→ **RECORDS PROVIDED**:
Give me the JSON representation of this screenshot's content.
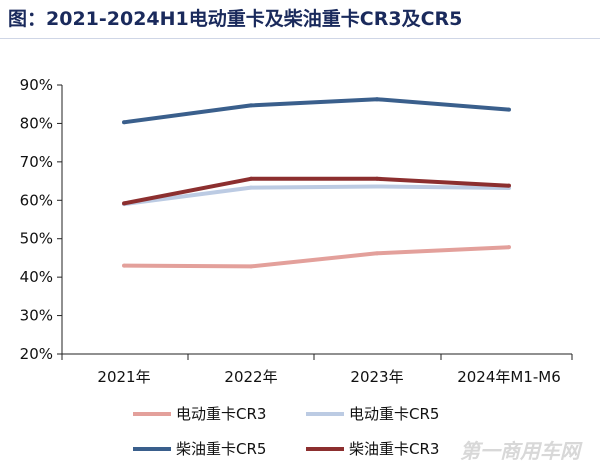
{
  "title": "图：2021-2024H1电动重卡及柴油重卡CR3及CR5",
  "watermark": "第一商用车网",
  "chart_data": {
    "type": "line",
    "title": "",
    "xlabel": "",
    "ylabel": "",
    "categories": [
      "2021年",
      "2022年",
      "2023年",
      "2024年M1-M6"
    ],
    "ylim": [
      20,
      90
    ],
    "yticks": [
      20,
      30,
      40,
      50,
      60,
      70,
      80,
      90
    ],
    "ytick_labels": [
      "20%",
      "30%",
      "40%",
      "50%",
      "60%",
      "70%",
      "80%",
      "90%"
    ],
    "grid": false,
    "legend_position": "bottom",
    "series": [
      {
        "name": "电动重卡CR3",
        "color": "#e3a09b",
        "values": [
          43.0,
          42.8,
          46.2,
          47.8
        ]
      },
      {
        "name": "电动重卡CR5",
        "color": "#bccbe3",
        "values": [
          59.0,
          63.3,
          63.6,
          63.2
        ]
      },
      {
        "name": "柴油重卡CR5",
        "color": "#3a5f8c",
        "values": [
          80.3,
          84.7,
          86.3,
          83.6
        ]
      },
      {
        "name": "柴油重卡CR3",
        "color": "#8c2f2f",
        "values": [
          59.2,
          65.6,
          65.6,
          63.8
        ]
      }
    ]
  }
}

* * *

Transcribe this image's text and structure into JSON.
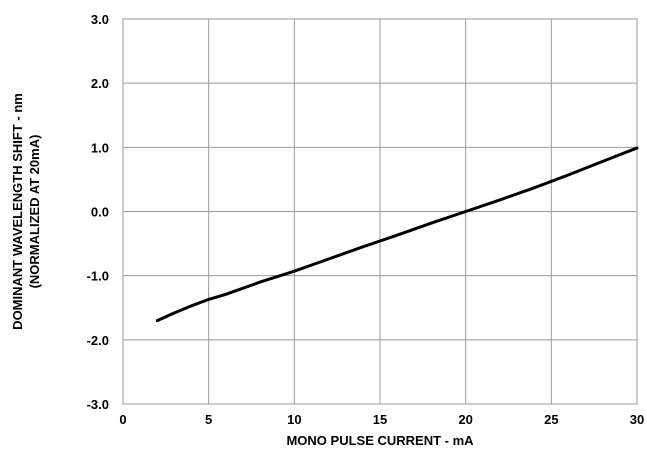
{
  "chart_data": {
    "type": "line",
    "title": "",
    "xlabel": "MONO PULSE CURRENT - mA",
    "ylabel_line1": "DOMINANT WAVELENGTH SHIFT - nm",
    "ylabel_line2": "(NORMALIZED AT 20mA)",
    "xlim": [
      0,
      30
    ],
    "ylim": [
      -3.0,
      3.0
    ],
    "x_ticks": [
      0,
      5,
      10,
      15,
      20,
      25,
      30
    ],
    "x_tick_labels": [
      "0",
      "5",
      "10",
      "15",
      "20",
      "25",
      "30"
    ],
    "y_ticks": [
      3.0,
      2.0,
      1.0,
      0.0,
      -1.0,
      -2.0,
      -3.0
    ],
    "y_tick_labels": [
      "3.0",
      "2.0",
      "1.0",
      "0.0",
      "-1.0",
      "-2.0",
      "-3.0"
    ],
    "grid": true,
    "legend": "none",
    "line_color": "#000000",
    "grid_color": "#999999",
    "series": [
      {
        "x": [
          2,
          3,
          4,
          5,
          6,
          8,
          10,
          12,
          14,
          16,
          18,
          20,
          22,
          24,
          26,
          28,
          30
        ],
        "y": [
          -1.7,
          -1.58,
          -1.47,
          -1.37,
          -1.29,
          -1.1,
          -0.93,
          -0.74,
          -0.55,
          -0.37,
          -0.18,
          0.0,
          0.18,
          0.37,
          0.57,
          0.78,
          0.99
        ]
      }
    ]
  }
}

--

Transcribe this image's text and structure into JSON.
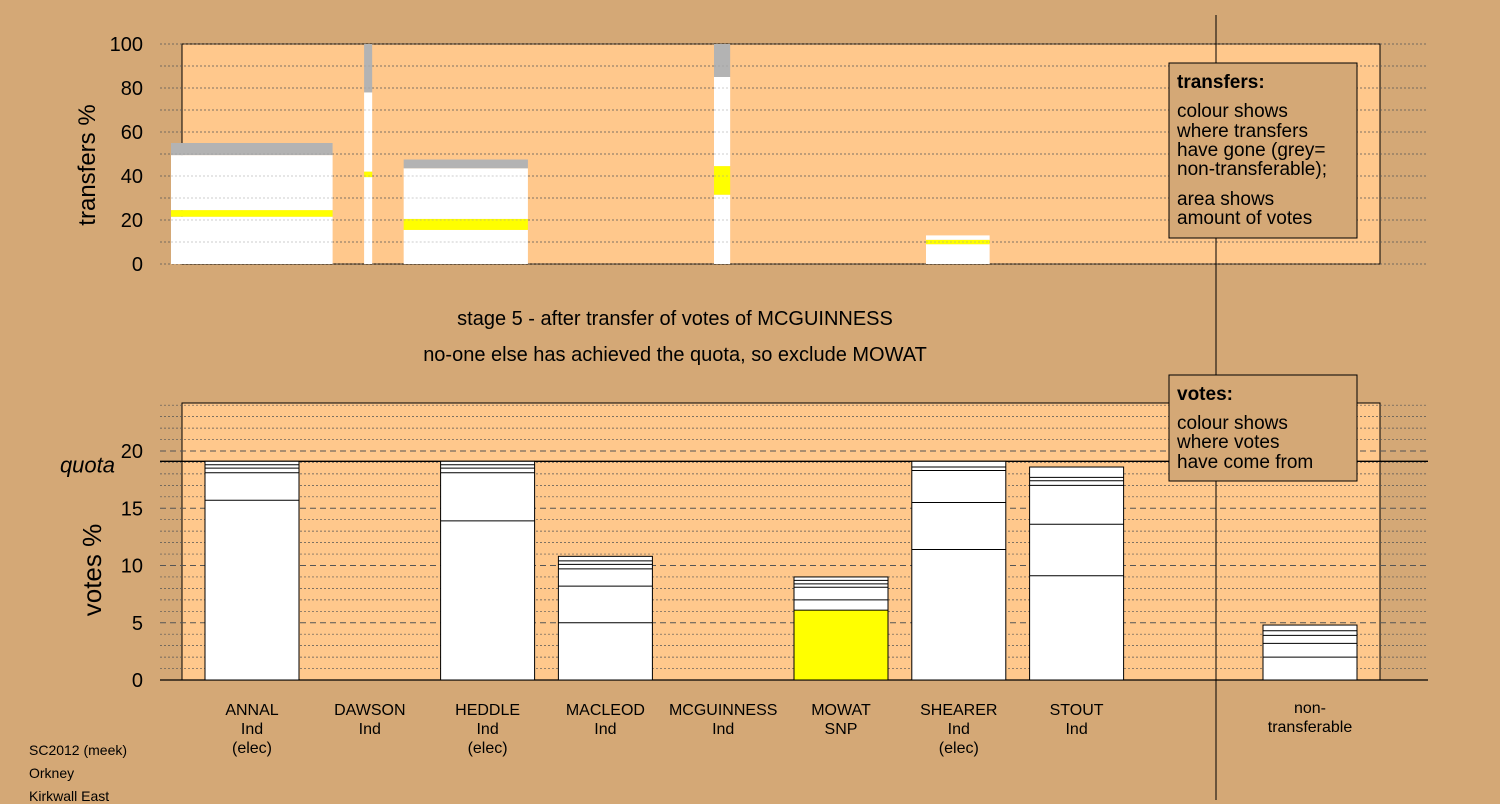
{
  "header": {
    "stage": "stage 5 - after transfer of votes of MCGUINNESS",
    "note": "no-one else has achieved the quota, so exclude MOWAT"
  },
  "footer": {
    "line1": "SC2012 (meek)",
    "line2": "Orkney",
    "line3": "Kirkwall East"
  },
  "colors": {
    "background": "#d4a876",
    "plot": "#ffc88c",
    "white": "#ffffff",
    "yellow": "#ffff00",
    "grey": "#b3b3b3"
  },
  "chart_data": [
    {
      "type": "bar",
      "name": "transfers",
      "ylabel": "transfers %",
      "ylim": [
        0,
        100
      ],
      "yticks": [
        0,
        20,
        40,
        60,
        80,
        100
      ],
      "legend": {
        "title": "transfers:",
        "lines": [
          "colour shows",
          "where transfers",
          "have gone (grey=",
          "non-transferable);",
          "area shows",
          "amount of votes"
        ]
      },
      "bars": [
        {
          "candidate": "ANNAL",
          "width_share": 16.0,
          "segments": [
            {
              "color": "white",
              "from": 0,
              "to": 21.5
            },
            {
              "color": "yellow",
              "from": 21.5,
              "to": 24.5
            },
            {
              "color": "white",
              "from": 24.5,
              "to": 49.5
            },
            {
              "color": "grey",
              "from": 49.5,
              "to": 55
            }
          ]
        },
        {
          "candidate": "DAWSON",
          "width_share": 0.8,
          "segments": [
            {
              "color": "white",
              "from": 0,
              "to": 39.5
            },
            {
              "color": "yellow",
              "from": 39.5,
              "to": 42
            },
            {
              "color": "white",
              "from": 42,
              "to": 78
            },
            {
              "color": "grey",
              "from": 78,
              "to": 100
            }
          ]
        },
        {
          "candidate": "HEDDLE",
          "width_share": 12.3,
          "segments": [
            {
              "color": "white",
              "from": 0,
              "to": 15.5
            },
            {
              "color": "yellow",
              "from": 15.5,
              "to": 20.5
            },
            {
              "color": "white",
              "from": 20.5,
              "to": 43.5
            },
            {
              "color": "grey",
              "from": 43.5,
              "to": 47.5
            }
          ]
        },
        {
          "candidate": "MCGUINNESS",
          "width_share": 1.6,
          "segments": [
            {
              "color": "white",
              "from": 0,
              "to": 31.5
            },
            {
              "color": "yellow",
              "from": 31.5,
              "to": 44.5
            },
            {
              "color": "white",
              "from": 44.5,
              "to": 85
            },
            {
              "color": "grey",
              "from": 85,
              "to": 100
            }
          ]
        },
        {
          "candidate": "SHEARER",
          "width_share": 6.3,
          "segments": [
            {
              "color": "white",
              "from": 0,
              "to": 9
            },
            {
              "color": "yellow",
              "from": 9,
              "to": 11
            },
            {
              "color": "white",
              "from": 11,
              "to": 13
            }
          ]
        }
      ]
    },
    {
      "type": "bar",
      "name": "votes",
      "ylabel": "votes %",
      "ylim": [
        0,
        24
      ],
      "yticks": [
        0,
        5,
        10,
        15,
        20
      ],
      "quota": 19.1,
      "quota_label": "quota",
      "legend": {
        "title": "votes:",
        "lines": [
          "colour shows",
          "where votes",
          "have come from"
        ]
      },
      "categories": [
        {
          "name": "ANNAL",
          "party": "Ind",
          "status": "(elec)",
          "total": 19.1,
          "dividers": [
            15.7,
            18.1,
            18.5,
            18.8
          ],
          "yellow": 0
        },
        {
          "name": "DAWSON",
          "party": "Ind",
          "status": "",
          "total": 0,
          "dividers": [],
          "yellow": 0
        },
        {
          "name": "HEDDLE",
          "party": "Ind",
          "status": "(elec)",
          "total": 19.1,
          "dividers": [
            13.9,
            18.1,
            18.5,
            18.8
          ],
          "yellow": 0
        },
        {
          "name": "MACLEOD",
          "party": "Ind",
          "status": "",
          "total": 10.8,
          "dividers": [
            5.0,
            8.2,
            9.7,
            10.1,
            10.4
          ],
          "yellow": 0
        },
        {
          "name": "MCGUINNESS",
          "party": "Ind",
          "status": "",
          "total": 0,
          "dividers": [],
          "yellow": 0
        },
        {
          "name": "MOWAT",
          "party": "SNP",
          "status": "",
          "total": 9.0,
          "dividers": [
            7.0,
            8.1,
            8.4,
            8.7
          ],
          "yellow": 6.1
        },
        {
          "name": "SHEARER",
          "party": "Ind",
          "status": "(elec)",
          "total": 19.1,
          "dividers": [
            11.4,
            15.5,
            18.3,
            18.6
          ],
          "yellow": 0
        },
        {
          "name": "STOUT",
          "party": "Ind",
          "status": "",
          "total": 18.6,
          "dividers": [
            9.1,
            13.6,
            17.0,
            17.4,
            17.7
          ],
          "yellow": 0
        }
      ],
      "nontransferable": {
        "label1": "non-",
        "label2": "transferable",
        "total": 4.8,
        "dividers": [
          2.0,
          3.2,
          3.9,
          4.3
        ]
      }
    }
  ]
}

→ **WHAT THE TASK ASKS**: Scan the records above for the string "xlabel", then report every line that contains it.

→ **RESPONSE TO THIS TASK**:
    "xlabel": "",
    "xlabel": "MONO PULSE CURRENT - mA",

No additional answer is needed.